Dataset rows for document pages
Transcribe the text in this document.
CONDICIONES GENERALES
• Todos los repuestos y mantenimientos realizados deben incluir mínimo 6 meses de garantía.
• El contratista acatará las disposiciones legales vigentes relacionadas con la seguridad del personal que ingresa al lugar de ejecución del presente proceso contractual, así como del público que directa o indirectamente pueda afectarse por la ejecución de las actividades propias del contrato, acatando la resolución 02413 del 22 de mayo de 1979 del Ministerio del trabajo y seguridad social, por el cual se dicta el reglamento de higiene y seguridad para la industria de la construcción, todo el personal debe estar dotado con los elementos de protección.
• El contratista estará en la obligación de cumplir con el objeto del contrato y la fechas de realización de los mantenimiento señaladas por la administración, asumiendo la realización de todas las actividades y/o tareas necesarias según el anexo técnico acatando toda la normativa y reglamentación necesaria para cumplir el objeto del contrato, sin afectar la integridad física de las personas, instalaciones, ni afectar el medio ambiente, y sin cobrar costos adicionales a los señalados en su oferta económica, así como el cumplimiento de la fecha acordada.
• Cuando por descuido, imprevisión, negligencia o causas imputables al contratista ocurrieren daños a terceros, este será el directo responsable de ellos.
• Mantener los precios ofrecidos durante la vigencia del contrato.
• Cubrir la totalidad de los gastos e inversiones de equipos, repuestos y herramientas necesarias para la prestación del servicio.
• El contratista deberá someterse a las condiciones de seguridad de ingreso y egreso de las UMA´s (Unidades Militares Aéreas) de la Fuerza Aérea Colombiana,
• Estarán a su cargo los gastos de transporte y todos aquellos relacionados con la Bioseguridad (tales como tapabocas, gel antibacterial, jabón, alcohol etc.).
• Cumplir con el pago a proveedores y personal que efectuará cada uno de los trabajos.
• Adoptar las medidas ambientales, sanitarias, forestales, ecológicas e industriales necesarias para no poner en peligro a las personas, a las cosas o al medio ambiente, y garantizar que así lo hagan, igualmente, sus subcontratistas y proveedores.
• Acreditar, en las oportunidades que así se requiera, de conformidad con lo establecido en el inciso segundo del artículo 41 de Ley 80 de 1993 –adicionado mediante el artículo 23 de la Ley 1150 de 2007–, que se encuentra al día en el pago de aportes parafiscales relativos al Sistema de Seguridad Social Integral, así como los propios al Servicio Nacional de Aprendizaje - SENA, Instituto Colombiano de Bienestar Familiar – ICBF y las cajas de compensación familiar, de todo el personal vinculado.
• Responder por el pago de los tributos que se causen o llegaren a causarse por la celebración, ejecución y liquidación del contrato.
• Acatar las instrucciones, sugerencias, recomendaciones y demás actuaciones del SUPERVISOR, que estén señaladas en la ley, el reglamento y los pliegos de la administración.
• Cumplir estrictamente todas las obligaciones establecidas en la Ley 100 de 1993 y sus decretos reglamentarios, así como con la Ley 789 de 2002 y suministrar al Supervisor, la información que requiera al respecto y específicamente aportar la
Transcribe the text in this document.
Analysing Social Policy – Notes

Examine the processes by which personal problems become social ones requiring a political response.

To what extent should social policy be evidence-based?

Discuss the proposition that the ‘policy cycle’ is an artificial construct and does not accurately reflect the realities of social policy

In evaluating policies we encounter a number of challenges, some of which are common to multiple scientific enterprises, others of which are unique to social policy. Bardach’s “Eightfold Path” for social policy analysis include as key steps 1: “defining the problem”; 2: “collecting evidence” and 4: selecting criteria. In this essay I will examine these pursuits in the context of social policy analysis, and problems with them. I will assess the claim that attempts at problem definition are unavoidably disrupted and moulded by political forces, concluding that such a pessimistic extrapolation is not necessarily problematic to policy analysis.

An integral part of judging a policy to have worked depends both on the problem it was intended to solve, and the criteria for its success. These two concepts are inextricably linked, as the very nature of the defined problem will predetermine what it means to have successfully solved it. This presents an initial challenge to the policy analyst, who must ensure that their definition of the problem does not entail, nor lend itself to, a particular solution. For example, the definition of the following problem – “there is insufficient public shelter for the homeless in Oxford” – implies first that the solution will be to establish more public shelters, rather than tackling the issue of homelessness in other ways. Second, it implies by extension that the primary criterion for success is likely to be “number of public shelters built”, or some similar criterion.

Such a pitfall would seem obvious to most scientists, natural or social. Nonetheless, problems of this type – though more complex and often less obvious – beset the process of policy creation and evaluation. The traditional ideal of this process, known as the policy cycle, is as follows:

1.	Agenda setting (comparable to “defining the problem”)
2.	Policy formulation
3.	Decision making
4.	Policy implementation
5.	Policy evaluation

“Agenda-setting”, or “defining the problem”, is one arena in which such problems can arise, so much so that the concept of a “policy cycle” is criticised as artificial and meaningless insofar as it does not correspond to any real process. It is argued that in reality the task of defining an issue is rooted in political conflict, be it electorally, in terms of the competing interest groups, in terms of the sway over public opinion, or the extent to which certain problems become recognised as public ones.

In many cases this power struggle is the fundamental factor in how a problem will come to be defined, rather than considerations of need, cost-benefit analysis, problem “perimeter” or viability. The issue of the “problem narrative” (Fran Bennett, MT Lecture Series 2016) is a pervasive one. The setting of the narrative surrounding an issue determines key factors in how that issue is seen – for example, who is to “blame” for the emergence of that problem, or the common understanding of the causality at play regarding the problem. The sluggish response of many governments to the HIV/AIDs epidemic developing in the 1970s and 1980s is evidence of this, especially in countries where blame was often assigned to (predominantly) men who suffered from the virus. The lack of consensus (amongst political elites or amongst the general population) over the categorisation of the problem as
--
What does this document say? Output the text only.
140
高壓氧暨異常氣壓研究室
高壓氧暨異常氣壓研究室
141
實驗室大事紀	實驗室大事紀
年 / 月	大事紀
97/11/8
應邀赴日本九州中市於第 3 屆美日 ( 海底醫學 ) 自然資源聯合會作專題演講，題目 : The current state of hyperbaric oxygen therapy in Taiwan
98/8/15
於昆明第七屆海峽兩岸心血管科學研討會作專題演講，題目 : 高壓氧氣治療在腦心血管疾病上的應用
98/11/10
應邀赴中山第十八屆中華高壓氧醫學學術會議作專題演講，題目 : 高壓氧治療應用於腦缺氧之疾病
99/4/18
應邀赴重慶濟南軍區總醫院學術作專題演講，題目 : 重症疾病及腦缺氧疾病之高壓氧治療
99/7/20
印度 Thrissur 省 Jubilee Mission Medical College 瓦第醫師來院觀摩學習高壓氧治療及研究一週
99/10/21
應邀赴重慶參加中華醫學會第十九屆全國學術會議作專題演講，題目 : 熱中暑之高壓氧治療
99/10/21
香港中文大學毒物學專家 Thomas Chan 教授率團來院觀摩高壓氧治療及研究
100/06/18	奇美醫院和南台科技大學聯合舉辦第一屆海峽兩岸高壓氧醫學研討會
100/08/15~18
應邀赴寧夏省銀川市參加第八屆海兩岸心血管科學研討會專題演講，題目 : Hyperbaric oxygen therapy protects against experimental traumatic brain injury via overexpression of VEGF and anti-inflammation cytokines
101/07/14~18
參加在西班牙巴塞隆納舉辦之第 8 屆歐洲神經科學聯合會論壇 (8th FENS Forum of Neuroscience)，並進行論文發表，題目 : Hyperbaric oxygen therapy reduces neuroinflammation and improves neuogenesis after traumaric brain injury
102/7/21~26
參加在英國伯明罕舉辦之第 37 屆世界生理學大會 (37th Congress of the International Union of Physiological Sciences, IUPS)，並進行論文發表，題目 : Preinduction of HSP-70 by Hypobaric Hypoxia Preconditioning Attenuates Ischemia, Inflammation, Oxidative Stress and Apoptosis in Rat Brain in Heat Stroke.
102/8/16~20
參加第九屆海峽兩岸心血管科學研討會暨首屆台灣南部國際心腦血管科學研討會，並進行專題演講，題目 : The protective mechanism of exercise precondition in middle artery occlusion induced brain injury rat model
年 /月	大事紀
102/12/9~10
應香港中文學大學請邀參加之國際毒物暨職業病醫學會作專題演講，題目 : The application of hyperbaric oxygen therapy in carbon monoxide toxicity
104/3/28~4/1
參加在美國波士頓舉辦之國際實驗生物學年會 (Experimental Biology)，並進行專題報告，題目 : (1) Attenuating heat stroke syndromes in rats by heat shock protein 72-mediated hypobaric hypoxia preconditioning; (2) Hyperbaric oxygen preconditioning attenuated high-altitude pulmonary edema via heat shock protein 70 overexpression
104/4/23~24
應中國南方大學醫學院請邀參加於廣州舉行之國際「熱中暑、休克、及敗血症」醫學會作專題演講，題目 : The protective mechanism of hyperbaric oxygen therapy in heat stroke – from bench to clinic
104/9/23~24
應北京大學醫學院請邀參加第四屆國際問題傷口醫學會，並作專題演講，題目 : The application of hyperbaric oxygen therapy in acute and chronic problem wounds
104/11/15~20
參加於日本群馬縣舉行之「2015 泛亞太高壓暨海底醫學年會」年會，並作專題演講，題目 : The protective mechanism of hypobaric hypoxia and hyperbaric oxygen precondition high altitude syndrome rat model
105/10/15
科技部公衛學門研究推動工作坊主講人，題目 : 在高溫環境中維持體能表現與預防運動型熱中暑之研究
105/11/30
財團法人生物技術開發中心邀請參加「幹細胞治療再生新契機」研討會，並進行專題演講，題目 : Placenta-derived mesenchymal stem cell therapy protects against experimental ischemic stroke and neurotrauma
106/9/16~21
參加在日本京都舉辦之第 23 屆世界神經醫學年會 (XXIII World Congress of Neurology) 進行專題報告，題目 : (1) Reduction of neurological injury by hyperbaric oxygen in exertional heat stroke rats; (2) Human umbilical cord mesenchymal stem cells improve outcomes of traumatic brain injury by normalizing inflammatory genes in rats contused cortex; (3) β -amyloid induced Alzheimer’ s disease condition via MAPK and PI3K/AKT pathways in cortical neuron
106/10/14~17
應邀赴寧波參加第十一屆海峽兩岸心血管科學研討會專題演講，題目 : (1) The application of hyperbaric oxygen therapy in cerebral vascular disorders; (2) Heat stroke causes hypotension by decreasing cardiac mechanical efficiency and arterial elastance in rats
==
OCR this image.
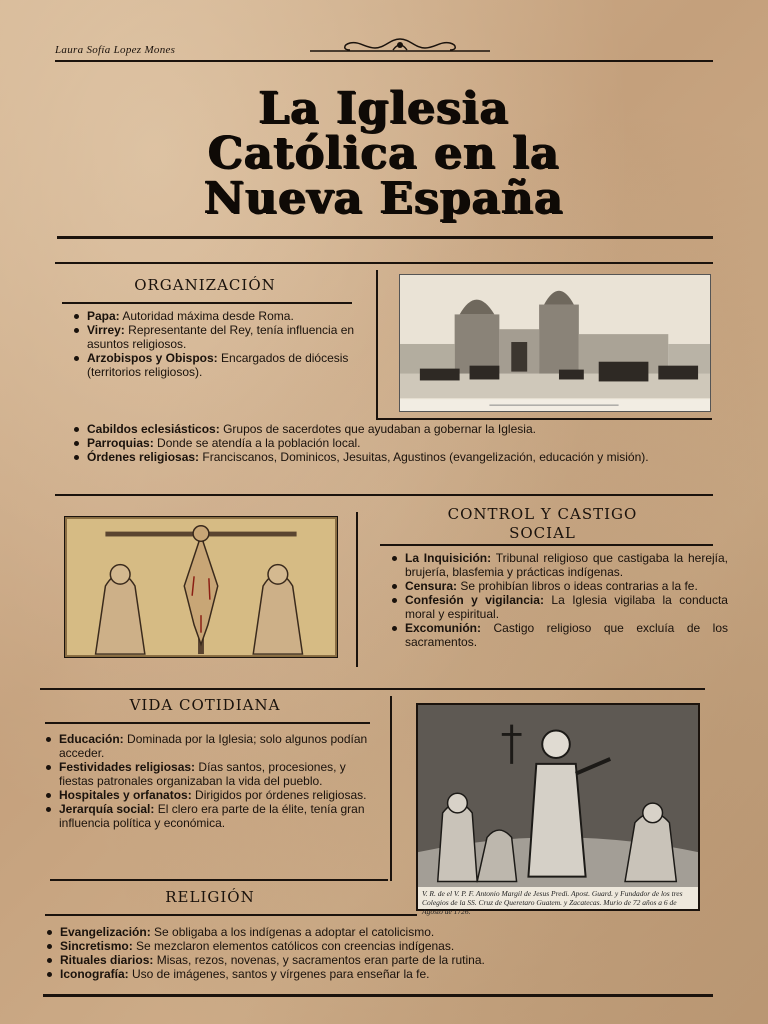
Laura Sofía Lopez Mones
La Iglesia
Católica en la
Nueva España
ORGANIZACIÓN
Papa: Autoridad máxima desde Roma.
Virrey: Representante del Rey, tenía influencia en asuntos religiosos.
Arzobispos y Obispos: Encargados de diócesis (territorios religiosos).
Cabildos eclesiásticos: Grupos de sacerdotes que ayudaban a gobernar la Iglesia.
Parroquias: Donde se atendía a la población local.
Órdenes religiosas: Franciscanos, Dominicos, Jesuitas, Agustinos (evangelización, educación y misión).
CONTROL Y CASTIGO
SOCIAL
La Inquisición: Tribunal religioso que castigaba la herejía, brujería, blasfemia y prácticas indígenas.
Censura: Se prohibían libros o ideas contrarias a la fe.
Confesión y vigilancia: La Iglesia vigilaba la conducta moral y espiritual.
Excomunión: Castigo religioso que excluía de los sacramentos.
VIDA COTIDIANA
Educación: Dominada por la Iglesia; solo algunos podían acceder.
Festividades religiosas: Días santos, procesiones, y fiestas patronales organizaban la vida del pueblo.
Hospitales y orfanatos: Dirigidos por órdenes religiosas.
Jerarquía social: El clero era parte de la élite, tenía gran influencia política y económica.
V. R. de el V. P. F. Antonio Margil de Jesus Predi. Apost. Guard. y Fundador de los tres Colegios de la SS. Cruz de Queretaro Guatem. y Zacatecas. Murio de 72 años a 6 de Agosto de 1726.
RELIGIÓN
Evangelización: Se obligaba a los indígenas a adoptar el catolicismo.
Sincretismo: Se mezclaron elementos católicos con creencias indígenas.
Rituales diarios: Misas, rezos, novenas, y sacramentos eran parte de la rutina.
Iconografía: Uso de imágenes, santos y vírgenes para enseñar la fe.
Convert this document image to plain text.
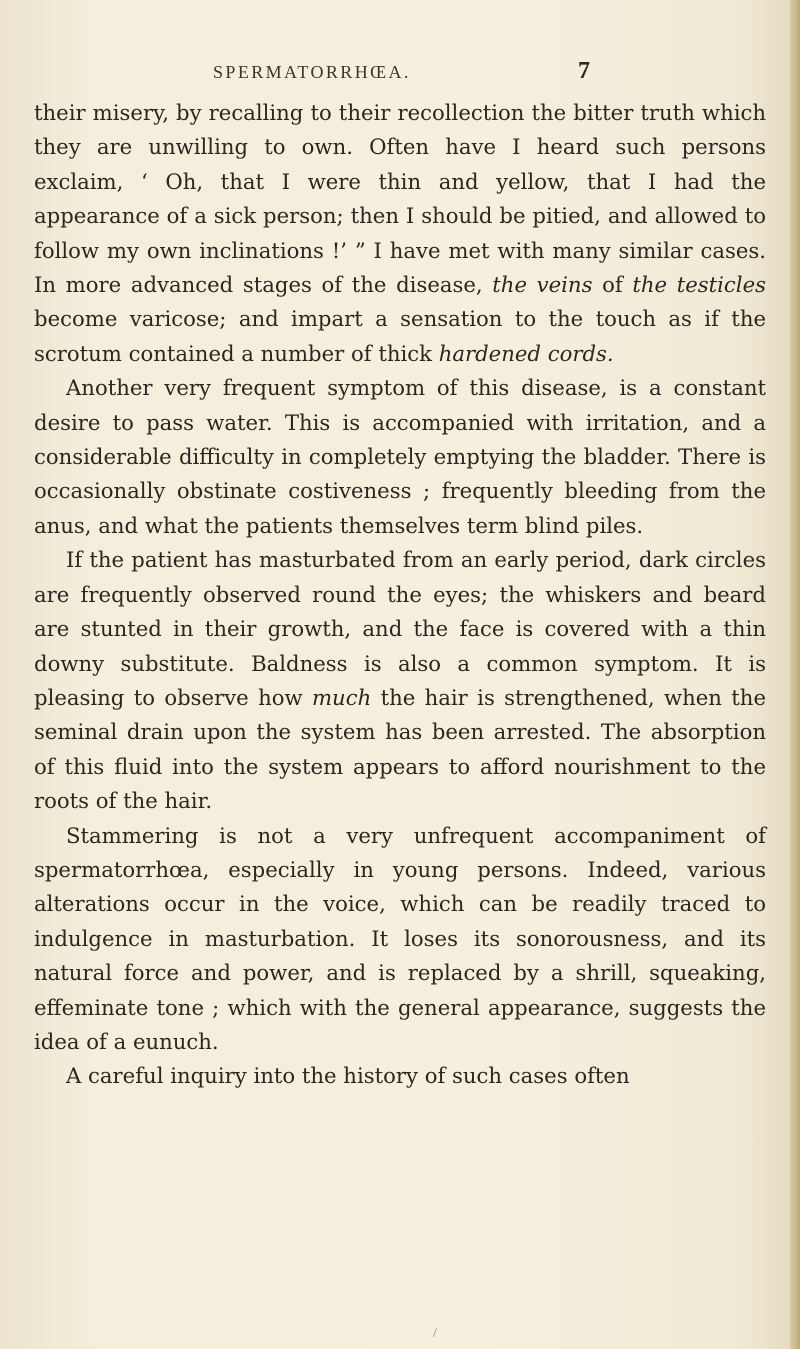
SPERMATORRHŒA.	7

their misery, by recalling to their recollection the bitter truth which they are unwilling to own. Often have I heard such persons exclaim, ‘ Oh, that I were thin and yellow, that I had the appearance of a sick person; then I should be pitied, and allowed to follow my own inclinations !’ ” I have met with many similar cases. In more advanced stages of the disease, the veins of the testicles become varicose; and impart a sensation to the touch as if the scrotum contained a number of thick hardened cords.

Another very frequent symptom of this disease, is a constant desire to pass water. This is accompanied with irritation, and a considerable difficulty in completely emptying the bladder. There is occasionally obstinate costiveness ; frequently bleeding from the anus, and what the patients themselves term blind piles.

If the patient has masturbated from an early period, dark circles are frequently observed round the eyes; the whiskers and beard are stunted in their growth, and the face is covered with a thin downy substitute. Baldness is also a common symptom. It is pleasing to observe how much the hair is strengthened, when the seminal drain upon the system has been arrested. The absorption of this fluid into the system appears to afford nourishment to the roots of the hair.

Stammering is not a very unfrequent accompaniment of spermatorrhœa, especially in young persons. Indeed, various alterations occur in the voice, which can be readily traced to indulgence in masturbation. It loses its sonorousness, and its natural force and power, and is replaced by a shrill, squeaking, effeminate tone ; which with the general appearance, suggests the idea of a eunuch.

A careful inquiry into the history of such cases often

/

■ WHAT THE EXERCISE ASKS: Count each line of the data where the word "criteria" appears, then reply with the total only.

■ ANSWER: 2